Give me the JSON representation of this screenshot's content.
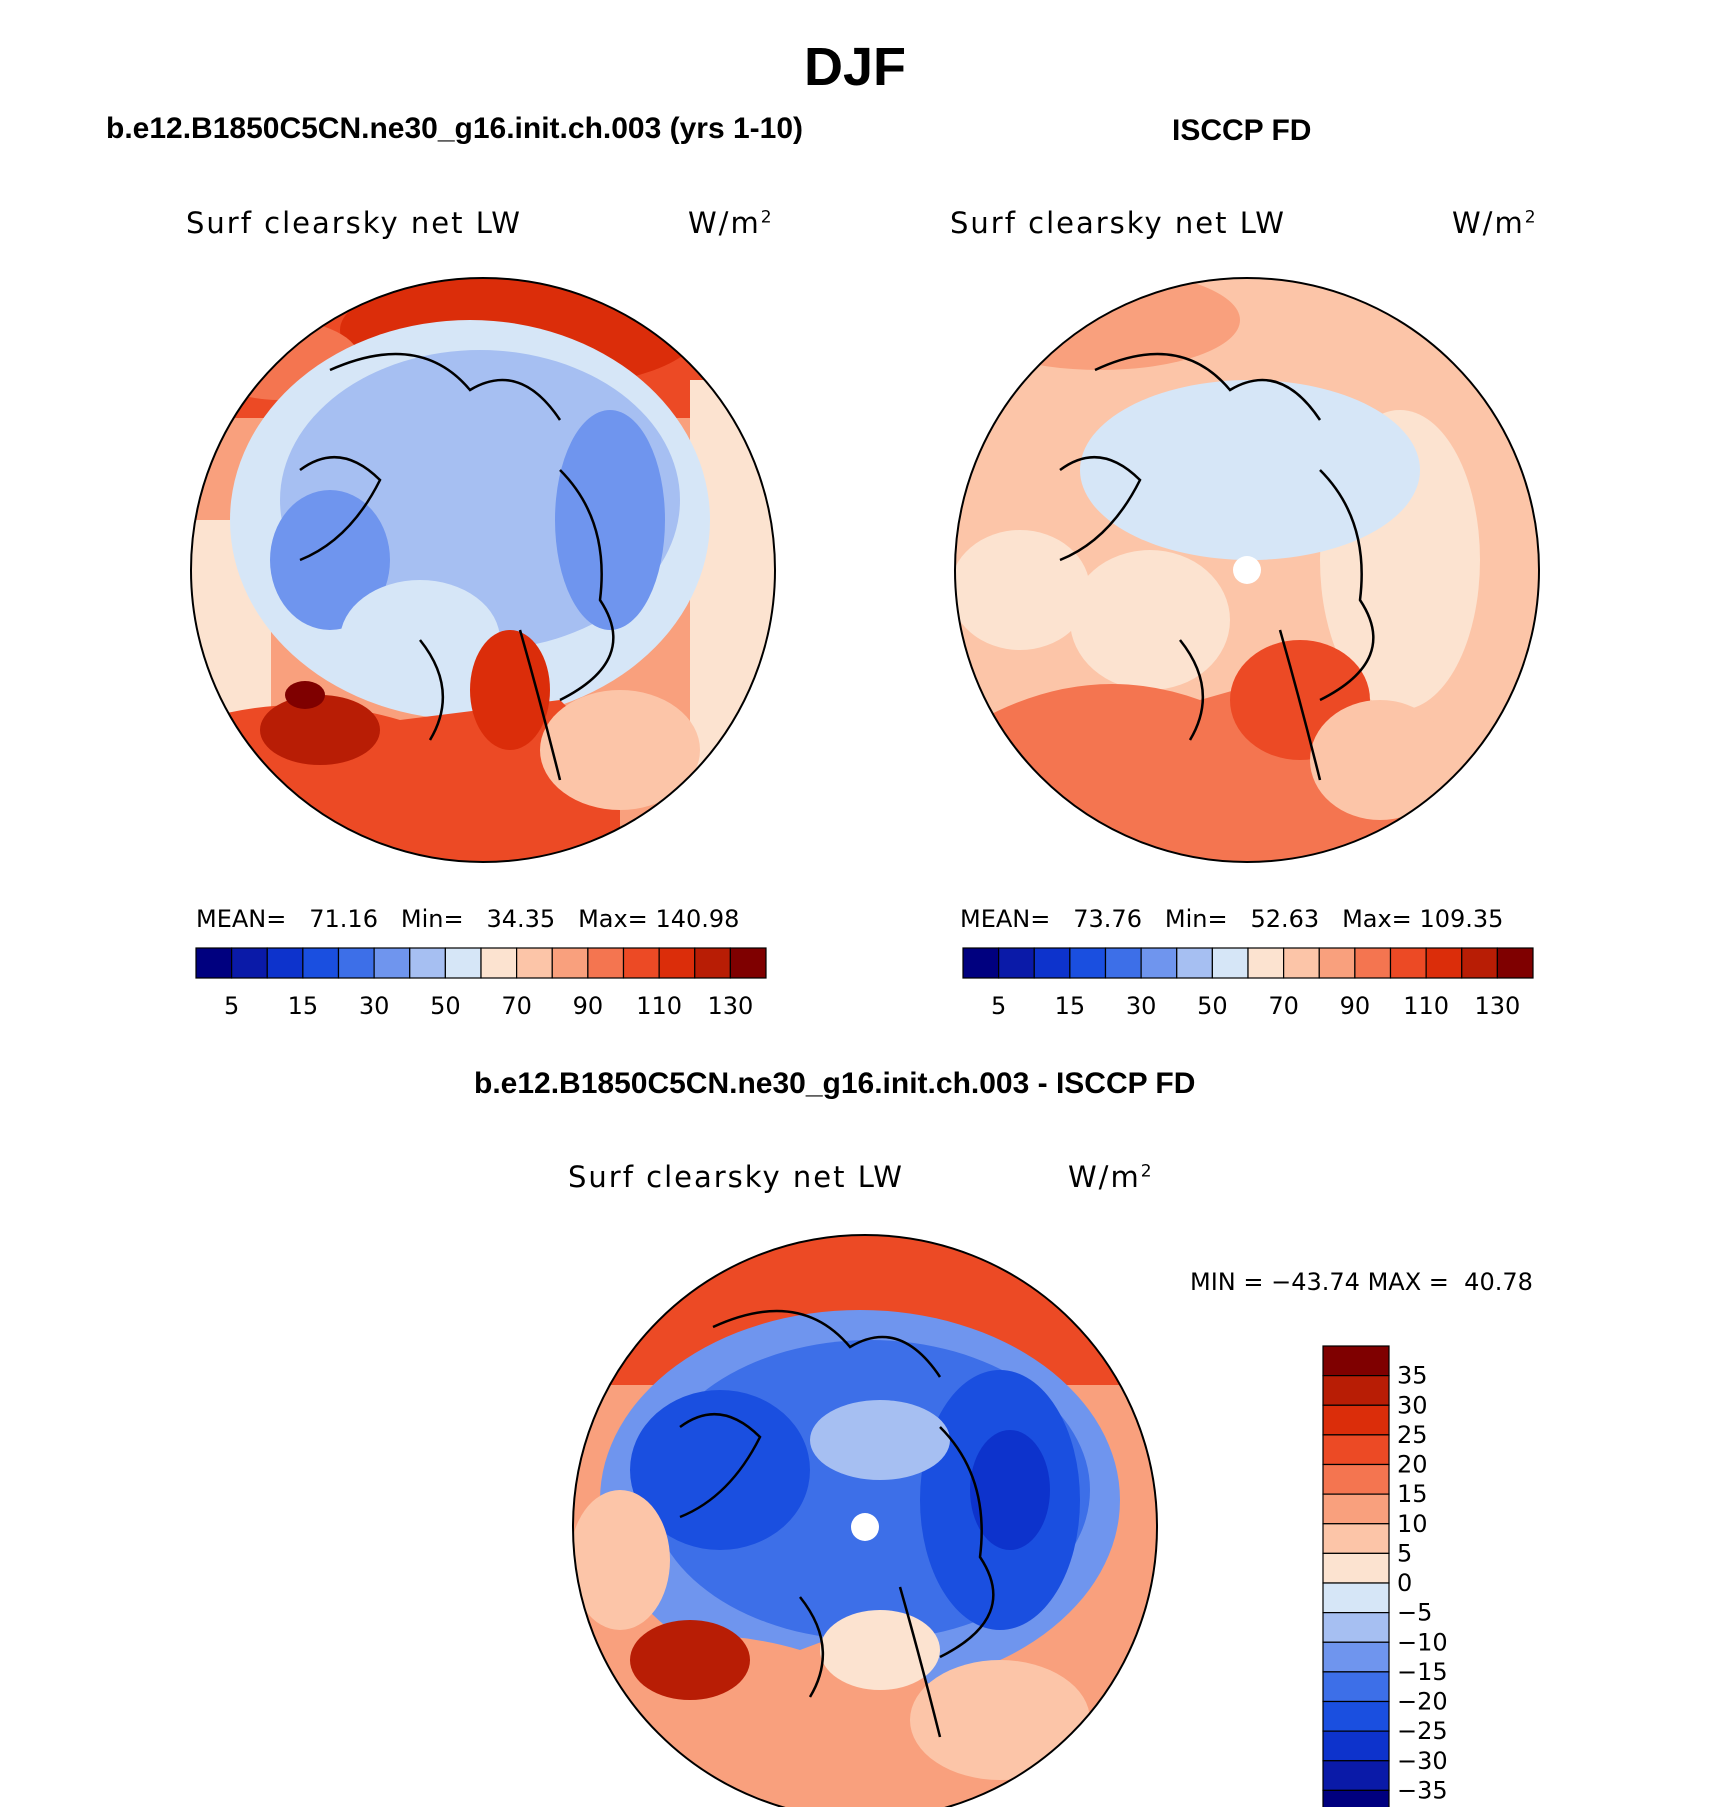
{
  "title": "DJF",
  "panels": [
    {
      "id": "model",
      "title": "b.e12.B1850C5CN.ne30_g16.init.ch.003 (yrs 1-10)",
      "variable": "Surf clearsky net LW",
      "units": "W/m",
      "units_exp": "2",
      "stats": {
        "mean_label": "MEAN=",
        "mean": "71.16",
        "min_label": "Min=",
        "min": "34.35",
        "max_label": "Max=",
        "max": "140.98"
      }
    },
    {
      "id": "obs",
      "title": "ISCCP FD",
      "variable": "Surf clearsky net LW",
      "units": "W/m",
      "units_exp": "2",
      "stats": {
        "mean_label": "MEAN=",
        "mean": "73.76",
        "min_label": "Min=",
        "min": "52.63",
        "max_label": "Max=",
        "max": "109.35"
      }
    },
    {
      "id": "diff",
      "title": "b.e12.B1850C5CN.ne30_g16.init.ch.003 - ISCCP FD",
      "variable": "Surf clearsky net LW",
      "units": "W/m",
      "units_exp": "2",
      "stats": {
        "min_label": "MIN =",
        "min": "−43.74",
        "max_label": "MAX =",
        "max": "40.78"
      }
    }
  ],
  "chart_data": [
    {
      "type": "heatmap",
      "projection": "north polar stereographic",
      "title": "b.e12.B1850C5CN.ne30_g16.init.ch.003 (yrs 1-10)",
      "colorbar": {
        "levels": [
          5,
          15,
          30,
          50,
          70,
          90,
          110,
          130
        ],
        "colors": [
          "#00007f",
          "#0a1aa8",
          "#0d33cc",
          "#1a4fe0",
          "#3d6fe8",
          "#6f95ee",
          "#a6bff2",
          "#d6e6f7",
          "#fce3d0",
          "#fcc5a8",
          "#f9a07d",
          "#f47550",
          "#ec4a25",
          "#db2d0a",
          "#b81d05",
          "#7f0000"
        ]
      }
    },
    {
      "type": "heatmap",
      "projection": "north polar stereographic",
      "title": "ISCCP FD",
      "colorbar": {
        "levels": [
          5,
          15,
          30,
          50,
          70,
          90,
          110,
          130
        ],
        "colors": [
          "#00007f",
          "#0a1aa8",
          "#0d33cc",
          "#1a4fe0",
          "#3d6fe8",
          "#6f95ee",
          "#a6bff2",
          "#d6e6f7",
          "#fce3d0",
          "#fcc5a8",
          "#f9a07d",
          "#f47550",
          "#ec4a25",
          "#db2d0a",
          "#b81d05",
          "#7f0000"
        ]
      }
    },
    {
      "type": "heatmap",
      "projection": "north polar stereographic",
      "title": "b.e12.B1850C5CN.ne30_g16.init.ch.003 - ISCCP FD",
      "colorbar": {
        "levels": [
          "35",
          "30",
          "25",
          "20",
          "15",
          "10",
          "5",
          "0",
          "−5",
          "−10",
          "−15",
          "−20",
          "−25",
          "−30",
          "−35"
        ],
        "colors": [
          "#7f0000",
          "#b81d05",
          "#db2d0a",
          "#ec4a25",
          "#f47550",
          "#f9a07d",
          "#fcc5a8",
          "#fce3d0",
          "#d6e6f7",
          "#a6bff2",
          "#6f95ee",
          "#3d6fe8",
          "#1a4fe0",
          "#0d33cc",
          "#0a1aa8",
          "#00007f"
        ]
      }
    }
  ]
}
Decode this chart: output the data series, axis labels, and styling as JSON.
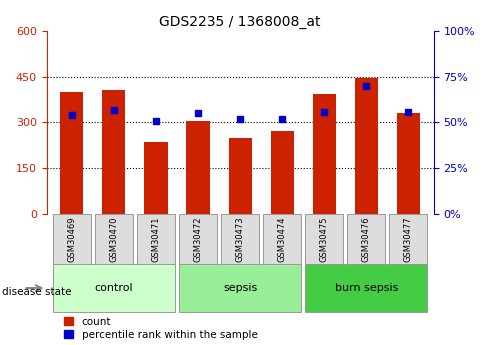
{
  "title": "GDS2235 / 1368008_at",
  "samples": [
    "GSM30469",
    "GSM30470",
    "GSM30471",
    "GSM30472",
    "GSM30473",
    "GSM30474",
    "GSM30475",
    "GSM30476",
    "GSM30477"
  ],
  "counts": [
    400,
    405,
    235,
    305,
    248,
    272,
    395,
    445,
    330
  ],
  "percentiles": [
    54,
    57,
    51,
    55,
    52,
    52,
    56,
    70,
    56
  ],
  "groups": [
    {
      "label": "control",
      "indices": [
        0,
        1,
        2
      ],
      "color": "#ccffcc"
    },
    {
      "label": "sepsis",
      "indices": [
        3,
        4,
        5
      ],
      "color": "#99ee99"
    },
    {
      "label": "burn sepsis",
      "indices": [
        6,
        7,
        8
      ],
      "color": "#44cc44"
    }
  ],
  "bar_color": "#cc2200",
  "dot_color": "#0000cc",
  "left_ylim": [
    0,
    600
  ],
  "left_yticks": [
    0,
    150,
    300,
    450,
    600
  ],
  "right_ylim": [
    0,
    100
  ],
  "right_yticks": [
    0,
    25,
    50,
    75,
    100
  ],
  "legend_labels": [
    "count",
    "percentile rank within the sample"
  ],
  "bar_width": 0.55,
  "disease_state_label": "disease state"
}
☆ ☆ ☆ ☆ ☆ ☆ ☆
● Job:
Return each line of the data, keeping its wording exact and omitting pictures.

● Task output:
Give me the JSON representation of this screenshot's content.
{
  "title": "DJF",
  "panels": [
    {
      "id": "model",
      "title": "b.e12.B1850C5CN.ne30_g16.init.ch.003 (yrs 1-10)",
      "variable": "Surf clearsky net LW",
      "units": "W/m",
      "units_exp": "2",
      "stats": {
        "mean_label": "MEAN=",
        "mean": "71.16",
        "min_label": "Min=",
        "min": "34.35",
        "max_label": "Max=",
        "max": "140.98"
      }
    },
    {
      "id": "obs",
      "title": "ISCCP FD",
      "variable": "Surf clearsky net LW",
      "units": "W/m",
      "units_exp": "2",
      "stats": {
        "mean_label": "MEAN=",
        "mean": "73.76",
        "min_label": "Min=",
        "min": "52.63",
        "max_label": "Max=",
        "max": "109.35"
      }
    },
    {
      "id": "diff",
      "title": "b.e12.B1850C5CN.ne30_g16.init.ch.003 - ISCCP FD",
      "variable": "Surf clearsky net LW",
      "units": "W/m",
      "units_exp": "2",
      "stats": {
        "min_label": "MIN =",
        "min": "−43.74",
        "max_label": "MAX =",
        "max": "40.78"
      }
    }
  ],
  "chart_data": [
    {
      "type": "heatmap",
      "projection": "north polar stereographic",
      "title": "b.e12.B1850C5CN.ne30_g16.init.ch.003 (yrs 1-10)",
      "colorbar": {
        "levels": [
          5,
          15,
          30,
          50,
          70,
          90,
          110,
          130
        ],
        "colors": [
          "#00007f",
          "#0a1aa8",
          "#0d33cc",
          "#1a4fe0",
          "#3d6fe8",
          "#6f95ee",
          "#a6bff2",
          "#d6e6f7",
          "#fce3d0",
          "#fcc5a8",
          "#f9a07d",
          "#f47550",
          "#ec4a25",
          "#db2d0a",
          "#b81d05",
          "#7f0000"
        ]
      }
    },
    {
      "type": "heatmap",
      "projection": "north polar stereographic",
      "title": "ISCCP FD",
      "colorbar": {
        "levels": [
          5,
          15,
          30,
          50,
          70,
          90,
          110,
          130
        ],
        "colors": [
          "#00007f",
          "#0a1aa8",
          "#0d33cc",
          "#1a4fe0",
          "#3d6fe8",
          "#6f95ee",
          "#a6bff2",
          "#d6e6f7",
          "#fce3d0",
          "#fcc5a8",
          "#f9a07d",
          "#f47550",
          "#ec4a25",
          "#db2d0a",
          "#b81d05",
          "#7f0000"
        ]
      }
    },
    {
      "type": "heatmap",
      "projection": "north polar stereographic",
      "title": "b.e12.B1850C5CN.ne30_g16.init.ch.003 - ISCCP FD",
      "colorbar": {
        "levels": [
          "35",
          "30",
          "25",
          "20",
          "15",
          "10",
          "5",
          "0",
          "−5",
          "−10",
          "−15",
          "−20",
          "−25",
          "−30",
          "−35"
        ],
        "colors": [
          "#7f0000",
          "#b81d05",
          "#db2d0a",
          "#ec4a25",
          "#f47550",
          "#f9a07d",
          "#fcc5a8",
          "#fce3d0",
          "#d6e6f7",
          "#a6bff2",
          "#6f95ee",
          "#3d6fe8",
          "#1a4fe0",
          "#0d33cc",
          "#0a1aa8",
          "#00007f"
        ]
      }
    }
  ]
}
Decode this chart: output the data series, axis labels, and styling as JSON.
{
  "title": "GDS2235 / 1368008_at",
  "samples": [
    "GSM30469",
    "GSM30470",
    "GSM30471",
    "GSM30472",
    "GSM30473",
    "GSM30474",
    "GSM30475",
    "GSM30476",
    "GSM30477"
  ],
  "counts": [
    400,
    405,
    235,
    305,
    248,
    272,
    395,
    445,
    330
  ],
  "percentiles": [
    54,
    57,
    51,
    55,
    52,
    52,
    56,
    70,
    56
  ],
  "groups": [
    {
      "label": "control",
      "indices": [
        0,
        1,
        2
      ],
      "color": "#ccffcc"
    },
    {
      "label": "sepsis",
      "indices": [
        3,
        4,
        5
      ],
      "color": "#99ee99"
    },
    {
      "label": "burn sepsis",
      "indices": [
        6,
        7,
        8
      ],
      "color": "#44cc44"
    }
  ],
  "bar_color": "#cc2200",
  "dot_color": "#0000cc",
  "left_ylim": [
    0,
    600
  ],
  "left_yticks": [
    0,
    150,
    300,
    450,
    600
  ],
  "right_ylim": [
    0,
    100
  ],
  "right_yticks": [
    0,
    25,
    50,
    75,
    100
  ],
  "legend_labels": [
    "count",
    "percentile rank within the sample"
  ],
  "bar_width": 0.55,
  "disease_state_label": "disease state"
}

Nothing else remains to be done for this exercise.